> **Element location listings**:
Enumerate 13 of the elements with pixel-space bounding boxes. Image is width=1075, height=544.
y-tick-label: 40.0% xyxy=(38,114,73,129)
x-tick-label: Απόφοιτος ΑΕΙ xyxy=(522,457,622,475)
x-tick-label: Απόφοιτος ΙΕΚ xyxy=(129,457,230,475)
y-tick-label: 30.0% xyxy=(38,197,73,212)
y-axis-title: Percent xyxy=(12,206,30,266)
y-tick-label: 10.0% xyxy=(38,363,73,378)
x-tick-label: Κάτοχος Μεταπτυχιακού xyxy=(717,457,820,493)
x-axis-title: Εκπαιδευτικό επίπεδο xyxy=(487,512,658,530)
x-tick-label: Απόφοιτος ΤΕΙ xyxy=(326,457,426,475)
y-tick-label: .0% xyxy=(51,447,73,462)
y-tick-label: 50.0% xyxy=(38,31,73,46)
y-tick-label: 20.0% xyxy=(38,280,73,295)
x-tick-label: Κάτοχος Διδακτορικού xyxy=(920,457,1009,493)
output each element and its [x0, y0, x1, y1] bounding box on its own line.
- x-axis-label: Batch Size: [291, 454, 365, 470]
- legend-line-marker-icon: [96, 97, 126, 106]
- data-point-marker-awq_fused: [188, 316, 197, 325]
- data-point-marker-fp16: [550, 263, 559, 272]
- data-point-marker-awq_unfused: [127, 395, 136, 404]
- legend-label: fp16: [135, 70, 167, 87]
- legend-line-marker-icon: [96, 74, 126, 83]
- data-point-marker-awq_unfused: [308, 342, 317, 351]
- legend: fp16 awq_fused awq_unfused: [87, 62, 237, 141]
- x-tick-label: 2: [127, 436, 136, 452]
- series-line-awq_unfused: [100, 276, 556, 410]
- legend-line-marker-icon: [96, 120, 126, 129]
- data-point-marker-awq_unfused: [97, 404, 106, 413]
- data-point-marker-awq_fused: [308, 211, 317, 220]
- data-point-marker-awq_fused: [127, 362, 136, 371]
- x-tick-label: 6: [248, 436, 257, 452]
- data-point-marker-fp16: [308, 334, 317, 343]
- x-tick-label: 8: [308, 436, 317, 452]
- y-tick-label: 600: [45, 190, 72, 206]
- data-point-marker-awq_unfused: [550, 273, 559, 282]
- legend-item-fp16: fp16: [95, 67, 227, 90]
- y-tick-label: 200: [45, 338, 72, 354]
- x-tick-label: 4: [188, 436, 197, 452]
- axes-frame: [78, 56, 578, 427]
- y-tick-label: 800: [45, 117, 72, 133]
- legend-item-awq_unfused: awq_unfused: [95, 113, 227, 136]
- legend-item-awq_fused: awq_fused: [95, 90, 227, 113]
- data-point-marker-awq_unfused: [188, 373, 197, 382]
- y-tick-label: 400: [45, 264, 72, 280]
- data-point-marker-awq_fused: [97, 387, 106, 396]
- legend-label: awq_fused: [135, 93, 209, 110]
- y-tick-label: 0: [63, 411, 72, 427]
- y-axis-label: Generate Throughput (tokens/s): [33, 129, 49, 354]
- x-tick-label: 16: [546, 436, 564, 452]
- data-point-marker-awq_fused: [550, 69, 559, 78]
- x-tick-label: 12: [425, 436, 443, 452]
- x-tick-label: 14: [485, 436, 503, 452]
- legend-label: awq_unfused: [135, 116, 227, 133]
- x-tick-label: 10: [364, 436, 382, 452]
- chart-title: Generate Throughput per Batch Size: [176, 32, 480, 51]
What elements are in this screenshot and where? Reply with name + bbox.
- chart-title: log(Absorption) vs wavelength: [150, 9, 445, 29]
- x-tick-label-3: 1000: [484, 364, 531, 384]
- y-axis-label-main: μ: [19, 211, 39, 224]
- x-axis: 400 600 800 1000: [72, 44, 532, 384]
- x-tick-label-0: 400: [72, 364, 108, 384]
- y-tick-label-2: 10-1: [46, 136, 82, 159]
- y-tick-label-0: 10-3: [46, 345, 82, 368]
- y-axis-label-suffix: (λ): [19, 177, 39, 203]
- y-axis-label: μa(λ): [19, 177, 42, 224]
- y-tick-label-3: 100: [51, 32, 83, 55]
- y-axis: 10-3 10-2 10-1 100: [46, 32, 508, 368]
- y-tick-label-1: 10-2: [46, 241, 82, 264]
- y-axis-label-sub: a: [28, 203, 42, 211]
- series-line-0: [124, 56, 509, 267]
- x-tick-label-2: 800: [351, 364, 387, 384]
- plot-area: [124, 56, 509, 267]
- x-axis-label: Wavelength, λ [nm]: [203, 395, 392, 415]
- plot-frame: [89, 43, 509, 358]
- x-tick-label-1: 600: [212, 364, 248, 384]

> **REQUEST**: Rewrite every listing above, substituting "items" for each occurrence of "elements" and leaving all other text unchanged.

> **COMPLETED EXERCISE**:
Enumerate 13 of the items with pixel-space bounding boxes. Image is width=1075, height=544.
y-tick-label: 40.0% xyxy=(38,114,73,129)
x-tick-label: Απόφοιτος ΑΕΙ xyxy=(522,457,622,475)
x-tick-label: Απόφοιτος ΙΕΚ xyxy=(129,457,230,475)
y-tick-label: 30.0% xyxy=(38,197,73,212)
y-axis-title: Percent xyxy=(12,206,30,266)
y-tick-label: 10.0% xyxy=(38,363,73,378)
x-tick-label: Κάτοχος Μεταπτυχιακού xyxy=(717,457,820,493)
x-axis-title: Εκπαιδευτικό επίπεδο xyxy=(487,512,658,530)
x-tick-label: Απόφοιτος ΤΕΙ xyxy=(326,457,426,475)
y-tick-label: .0% xyxy=(51,447,73,462)
y-tick-label: 50.0% xyxy=(38,31,73,46)
y-tick-label: 20.0% xyxy=(38,280,73,295)
x-tick-label: Κάτοχος Διδακτορικού xyxy=(920,457,1009,493)
output each element and its [x0, y0, x1, y1] bounding box on its own line.
- x-axis-label: Batch Size: [291, 454, 365, 470]
- legend-line-marker-icon: [96, 97, 126, 106]
- data-point-marker-awq_fused: [188, 316, 197, 325]
- data-point-marker-fp16: [550, 263, 559, 272]
- data-point-marker-awq_unfused: [127, 395, 136, 404]
- legend-label: fp16: [135, 70, 167, 87]
- legend-line-marker-icon: [96, 74, 126, 83]
- data-point-marker-awq_unfused: [308, 342, 317, 351]
- legend: fp16 awq_fused awq_unfused: [87, 62, 237, 141]
- x-tick-label: 2: [127, 436, 136, 452]
- series-line-awq_unfused: [100, 276, 556, 410]
- legend-line-marker-icon: [96, 120, 126, 129]
- data-point-marker-awq_unfused: [97, 404, 106, 413]
- data-point-marker-awq_fused: [308, 211, 317, 220]
- data-point-marker-awq_fused: [127, 362, 136, 371]
- x-tick-label: 6: [248, 436, 257, 452]
- data-point-marker-fp16: [308, 334, 317, 343]
- x-tick-label: 8: [308, 436, 317, 452]
- y-tick-label: 600: [45, 190, 72, 206]
- data-point-marker-awq_unfused: [550, 273, 559, 282]
- legend-item-fp16: fp16: [95, 67, 227, 90]
- y-tick-label: 200: [45, 338, 72, 354]
- x-tick-label: 4: [188, 436, 197, 452]
- axes-frame: [78, 56, 578, 427]
- y-tick-label: 800: [45, 117, 72, 133]
- legend-item-awq_unfused: awq_unfused: [95, 113, 227, 136]
- legend-item-awq_fused: awq_fused: [95, 90, 227, 113]
- data-point-marker-awq_unfused: [188, 373, 197, 382]
- y-tick-label: 400: [45, 264, 72, 280]
- data-point-marker-awq_fused: [97, 387, 106, 396]
- legend-label: awq_fused: [135, 93, 209, 110]
- y-tick-label: 0: [63, 411, 72, 427]
- y-axis-label: Generate Throughput (tokens/s): [33, 129, 49, 354]
- x-tick-label: 16: [546, 436, 564, 452]
- data-point-marker-awq_fused: [550, 69, 559, 78]
- x-tick-label: 12: [425, 436, 443, 452]
- x-tick-label: 14: [485, 436, 503, 452]
- legend-label: awq_unfused: [135, 116, 227, 133]
- x-tick-label: 10: [364, 436, 382, 452]
- chart-title: Generate Throughput per Batch Size: [176, 32, 480, 51]
What items are in this screenshot and where? Reply with name + bbox.
- chart-title: log(Absorption) vs wavelength: [150, 9, 445, 29]
- x-tick-label-3: 1000: [484, 364, 531, 384]
- y-axis-label-main: μ: [19, 211, 39, 224]
- x-axis: 400 600 800 1000: [72, 44, 532, 384]
- x-tick-label-0: 400: [72, 364, 108, 384]
- y-tick-label-2: 10-1: [46, 136, 82, 159]
- y-tick-label-0: 10-3: [46, 345, 82, 368]
- y-axis-label-suffix: (λ): [19, 177, 39, 203]
- y-axis-label: μa(λ): [19, 177, 42, 224]
- y-tick-label-3: 100: [51, 32, 83, 55]
- y-axis: 10-3 10-2 10-1 100: [46, 32, 508, 368]
- y-tick-label-1: 10-2: [46, 241, 82, 264]
- y-axis-label-sub: a: [28, 203, 42, 211]
- series-line-0: [124, 56, 509, 267]
- x-tick-label-2: 800: [351, 364, 387, 384]
- plot-area: [124, 56, 509, 267]
- x-axis-label: Wavelength, λ [nm]: [203, 395, 392, 415]
- plot-frame: [89, 43, 509, 358]
- x-tick-label-1: 600: [212, 364, 248, 384]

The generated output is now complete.